The data below needs to be returned exactly, line for line.

Saved data entries:
○ ○ ○ ○ ○ ○ ○
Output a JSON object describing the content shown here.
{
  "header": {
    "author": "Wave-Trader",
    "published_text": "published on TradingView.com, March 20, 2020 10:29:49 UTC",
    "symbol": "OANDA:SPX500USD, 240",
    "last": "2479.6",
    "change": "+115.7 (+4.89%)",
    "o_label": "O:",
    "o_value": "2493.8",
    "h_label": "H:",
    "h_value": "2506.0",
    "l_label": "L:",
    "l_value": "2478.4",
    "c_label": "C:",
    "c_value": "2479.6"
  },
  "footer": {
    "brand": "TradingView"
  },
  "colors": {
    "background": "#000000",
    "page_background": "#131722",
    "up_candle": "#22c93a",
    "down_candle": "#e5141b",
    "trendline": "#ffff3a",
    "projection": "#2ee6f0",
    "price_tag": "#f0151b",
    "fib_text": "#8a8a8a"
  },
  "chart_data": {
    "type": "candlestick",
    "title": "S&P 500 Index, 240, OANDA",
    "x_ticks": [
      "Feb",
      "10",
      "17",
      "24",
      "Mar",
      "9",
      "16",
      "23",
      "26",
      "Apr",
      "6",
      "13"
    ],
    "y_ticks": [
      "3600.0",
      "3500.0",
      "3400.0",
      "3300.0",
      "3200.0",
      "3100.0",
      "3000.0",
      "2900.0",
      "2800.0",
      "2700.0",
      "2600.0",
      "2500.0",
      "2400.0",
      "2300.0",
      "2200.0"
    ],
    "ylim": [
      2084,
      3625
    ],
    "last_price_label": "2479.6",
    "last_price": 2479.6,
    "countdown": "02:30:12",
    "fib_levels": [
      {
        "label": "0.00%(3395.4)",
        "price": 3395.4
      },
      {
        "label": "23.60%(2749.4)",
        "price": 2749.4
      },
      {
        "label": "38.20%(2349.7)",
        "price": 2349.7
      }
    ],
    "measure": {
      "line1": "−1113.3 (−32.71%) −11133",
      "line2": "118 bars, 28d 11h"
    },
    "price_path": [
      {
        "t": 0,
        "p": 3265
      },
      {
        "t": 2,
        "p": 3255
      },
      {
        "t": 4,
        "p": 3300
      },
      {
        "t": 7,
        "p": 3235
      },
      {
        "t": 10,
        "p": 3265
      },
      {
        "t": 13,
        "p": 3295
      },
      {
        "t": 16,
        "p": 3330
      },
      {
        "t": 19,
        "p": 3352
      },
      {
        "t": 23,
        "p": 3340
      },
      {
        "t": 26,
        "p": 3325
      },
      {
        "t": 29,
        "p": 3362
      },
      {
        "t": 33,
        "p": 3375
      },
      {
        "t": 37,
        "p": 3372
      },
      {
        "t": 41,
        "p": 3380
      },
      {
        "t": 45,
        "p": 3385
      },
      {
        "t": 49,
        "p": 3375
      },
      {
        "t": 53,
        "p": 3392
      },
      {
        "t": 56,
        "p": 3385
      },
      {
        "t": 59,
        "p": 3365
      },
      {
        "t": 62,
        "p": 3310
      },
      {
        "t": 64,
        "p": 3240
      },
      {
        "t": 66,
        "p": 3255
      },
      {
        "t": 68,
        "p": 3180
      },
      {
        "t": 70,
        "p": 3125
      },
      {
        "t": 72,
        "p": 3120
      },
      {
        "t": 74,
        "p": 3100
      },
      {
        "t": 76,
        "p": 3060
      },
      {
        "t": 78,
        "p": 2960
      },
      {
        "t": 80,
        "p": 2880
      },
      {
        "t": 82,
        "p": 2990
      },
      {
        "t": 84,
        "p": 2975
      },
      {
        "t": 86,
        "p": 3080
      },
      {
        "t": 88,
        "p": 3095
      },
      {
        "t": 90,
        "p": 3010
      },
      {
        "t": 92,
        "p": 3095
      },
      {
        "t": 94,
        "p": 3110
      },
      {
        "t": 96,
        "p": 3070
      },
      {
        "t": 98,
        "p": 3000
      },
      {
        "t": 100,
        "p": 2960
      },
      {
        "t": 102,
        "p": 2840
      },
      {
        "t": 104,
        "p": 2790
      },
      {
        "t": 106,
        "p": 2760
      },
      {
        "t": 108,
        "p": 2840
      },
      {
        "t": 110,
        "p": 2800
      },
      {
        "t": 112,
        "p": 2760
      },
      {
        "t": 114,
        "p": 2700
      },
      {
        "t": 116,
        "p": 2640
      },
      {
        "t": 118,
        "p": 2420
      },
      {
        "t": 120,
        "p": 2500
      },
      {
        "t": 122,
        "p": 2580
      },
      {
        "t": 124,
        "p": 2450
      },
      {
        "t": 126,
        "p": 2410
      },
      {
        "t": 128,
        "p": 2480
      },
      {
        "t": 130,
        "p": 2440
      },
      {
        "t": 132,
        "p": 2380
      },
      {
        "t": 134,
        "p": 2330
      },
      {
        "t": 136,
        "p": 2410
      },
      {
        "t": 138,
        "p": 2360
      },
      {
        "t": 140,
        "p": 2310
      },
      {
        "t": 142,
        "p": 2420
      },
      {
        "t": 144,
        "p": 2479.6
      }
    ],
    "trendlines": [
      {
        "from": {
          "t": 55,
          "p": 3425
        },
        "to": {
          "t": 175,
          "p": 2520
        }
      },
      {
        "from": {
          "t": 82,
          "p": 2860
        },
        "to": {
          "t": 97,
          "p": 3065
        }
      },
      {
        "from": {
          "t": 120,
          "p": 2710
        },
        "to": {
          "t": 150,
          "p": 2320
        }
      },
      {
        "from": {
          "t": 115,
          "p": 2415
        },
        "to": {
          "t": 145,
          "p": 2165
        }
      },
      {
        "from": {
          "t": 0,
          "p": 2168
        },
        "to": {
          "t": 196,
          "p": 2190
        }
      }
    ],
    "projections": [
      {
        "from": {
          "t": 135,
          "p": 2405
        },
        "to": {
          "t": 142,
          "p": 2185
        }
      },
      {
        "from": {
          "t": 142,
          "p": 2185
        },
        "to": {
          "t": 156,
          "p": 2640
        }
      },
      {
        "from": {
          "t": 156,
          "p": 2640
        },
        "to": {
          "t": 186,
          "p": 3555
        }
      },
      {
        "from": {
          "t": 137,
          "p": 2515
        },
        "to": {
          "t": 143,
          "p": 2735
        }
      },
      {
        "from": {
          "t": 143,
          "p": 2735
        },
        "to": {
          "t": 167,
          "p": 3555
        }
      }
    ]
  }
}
○ ○ ○ ○ ○ ○ ○
■ Output for this task ■
Output a JSON object describing the content shown here.
{
  "header": {
    "author": "Wave-Trader",
    "published_text": "published on TradingView.com, March 20, 2020 10:29:49 UTC",
    "symbol": "OANDA:SPX500USD, 240",
    "last": "2479.6",
    "change": "+115.7 (+4.89%)",
    "o_label": "O:",
    "o_value": "2493.8",
    "h_label": "H:",
    "h_value": "2506.0",
    "l_label": "L:",
    "l_value": "2478.4",
    "c_label": "C:",
    "c_value": "2479.6"
  },
  "footer": {
    "brand": "TradingView"
  },
  "colors": {
    "background": "#000000",
    "page_background": "#131722",
    "up_candle": "#22c93a",
    "down_candle": "#e5141b",
    "trendline": "#ffff3a",
    "projection": "#2ee6f0",
    "price_tag": "#f0151b",
    "fib_text": "#8a8a8a"
  },
  "chart_data": {
    "type": "candlestick",
    "title": "S&P 500 Index, 240, OANDA",
    "x_ticks": [
      "Feb",
      "10",
      "17",
      "24",
      "Mar",
      "9",
      "16",
      "23",
      "26",
      "Apr",
      "6",
      "13"
    ],
    "y_ticks": [
      "3600.0",
      "3500.0",
      "3400.0",
      "3300.0",
      "3200.0",
      "3100.0",
      "3000.0",
      "2900.0",
      "2800.0",
      "2700.0",
      "2600.0",
      "2500.0",
      "2400.0",
      "2300.0",
      "2200.0"
    ],
    "ylim": [
      2084,
      3625
    ],
    "last_price_label": "2479.6",
    "last_price": 2479.6,
    "countdown": "02:30:12",
    "fib_levels": [
      {
        "label": "0.00%(3395.4)",
        "price": 3395.4
      },
      {
        "label": "23.60%(2749.4)",
        "price": 2749.4
      },
      {
        "label": "38.20%(2349.7)",
        "price": 2349.7
      }
    ],
    "measure": {
      "line1": "−1113.3 (−32.71%) −11133",
      "line2": "118 bars, 28d 11h"
    },
    "price_path": [
      {
        "t": 0,
        "p": 3265
      },
      {
        "t": 2,
        "p": 3255
      },
      {
        "t": 4,
        "p": 3300
      },
      {
        "t": 7,
        "p": 3235
      },
      {
        "t": 10,
        "p": 3265
      },
      {
        "t": 13,
        "p": 3295
      },
      {
        "t": 16,
        "p": 3330
      },
      {
        "t": 19,
        "p": 3352
      },
      {
        "t": 23,
        "p": 3340
      },
      {
        "t": 26,
        "p": 3325
      },
      {
        "t": 29,
        "p": 3362
      },
      {
        "t": 33,
        "p": 3375
      },
      {
        "t": 37,
        "p": 3372
      },
      {
        "t": 41,
        "p": 3380
      },
      {
        "t": 45,
        "p": 3385
      },
      {
        "t": 49,
        "p": 3375
      },
      {
        "t": 53,
        "p": 3392
      },
      {
        "t": 56,
        "p": 3385
      },
      {
        "t": 59,
        "p": 3365
      },
      {
        "t": 62,
        "p": 3310
      },
      {
        "t": 64,
        "p": 3240
      },
      {
        "t": 66,
        "p": 3255
      },
      {
        "t": 68,
        "p": 3180
      },
      {
        "t": 70,
        "p": 3125
      },
      {
        "t": 72,
        "p": 3120
      },
      {
        "t": 74,
        "p": 3100
      },
      {
        "t": 76,
        "p": 3060
      },
      {
        "t": 78,
        "p": 2960
      },
      {
        "t": 80,
        "p": 2880
      },
      {
        "t": 82,
        "p": 2990
      },
      {
        "t": 84,
        "p": 2975
      },
      {
        "t": 86,
        "p": 3080
      },
      {
        "t": 88,
        "p": 3095
      },
      {
        "t": 90,
        "p": 3010
      },
      {
        "t": 92,
        "p": 3095
      },
      {
        "t": 94,
        "p": 3110
      },
      {
        "t": 96,
        "p": 3070
      },
      {
        "t": 98,
        "p": 3000
      },
      {
        "t": 100,
        "p": 2960
      },
      {
        "t": 102,
        "p": 2840
      },
      {
        "t": 104,
        "p": 2790
      },
      {
        "t": 106,
        "p": 2760
      },
      {
        "t": 108,
        "p": 2840
      },
      {
        "t": 110,
        "p": 2800
      },
      {
        "t": 112,
        "p": 2760
      },
      {
        "t": 114,
        "p": 2700
      },
      {
        "t": 116,
        "p": 2640
      },
      {
        "t": 118,
        "p": 2420
      },
      {
        "t": 120,
        "p": 2500
      },
      {
        "t": 122,
        "p": 2580
      },
      {
        "t": 124,
        "p": 2450
      },
      {
        "t": 126,
        "p": 2410
      },
      {
        "t": 128,
        "p": 2480
      },
      {
        "t": 130,
        "p": 2440
      },
      {
        "t": 132,
        "p": 2380
      },
      {
        "t": 134,
        "p": 2330
      },
      {
        "t": 136,
        "p": 2410
      },
      {
        "t": 138,
        "p": 2360
      },
      {
        "t": 140,
        "p": 2310
      },
      {
        "t": 142,
        "p": 2420
      },
      {
        "t": 144,
        "p": 2479.6
      }
    ],
    "trendlines": [
      {
        "from": {
          "t": 55,
          "p": 3425
        },
        "to": {
          "t": 175,
          "p": 2520
        }
      },
      {
        "from": {
          "t": 82,
          "p": 2860
        },
        "to": {
          "t": 97,
          "p": 3065
        }
      },
      {
        "from": {
          "t": 120,
          "p": 2710
        },
        "to": {
          "t": 150,
          "p": 2320
        }
      },
      {
        "from": {
          "t": 115,
          "p": 2415
        },
        "to": {
          "t": 145,
          "p": 2165
        }
      },
      {
        "from": {
          "t": 0,
          "p": 2168
        },
        "to": {
          "t": 196,
          "p": 2190
        }
      }
    ],
    "projections": [
      {
        "from": {
          "t": 135,
          "p": 2405
        },
        "to": {
          "t": 142,
          "p": 2185
        }
      },
      {
        "from": {
          "t": 142,
          "p": 2185
        },
        "to": {
          "t": 156,
          "p": 2640
        }
      },
      {
        "from": {
          "t": 156,
          "p": 2640
        },
        "to": {
          "t": 186,
          "p": 3555
        }
      },
      {
        "from": {
          "t": 137,
          "p": 2515
        },
        "to": {
          "t": 143,
          "p": 2735
        }
      },
      {
        "from": {
          "t": 143,
          "p": 2735
        },
        "to": {
          "t": 167,
          "p": 3555
        }
      }
    ]
  }
}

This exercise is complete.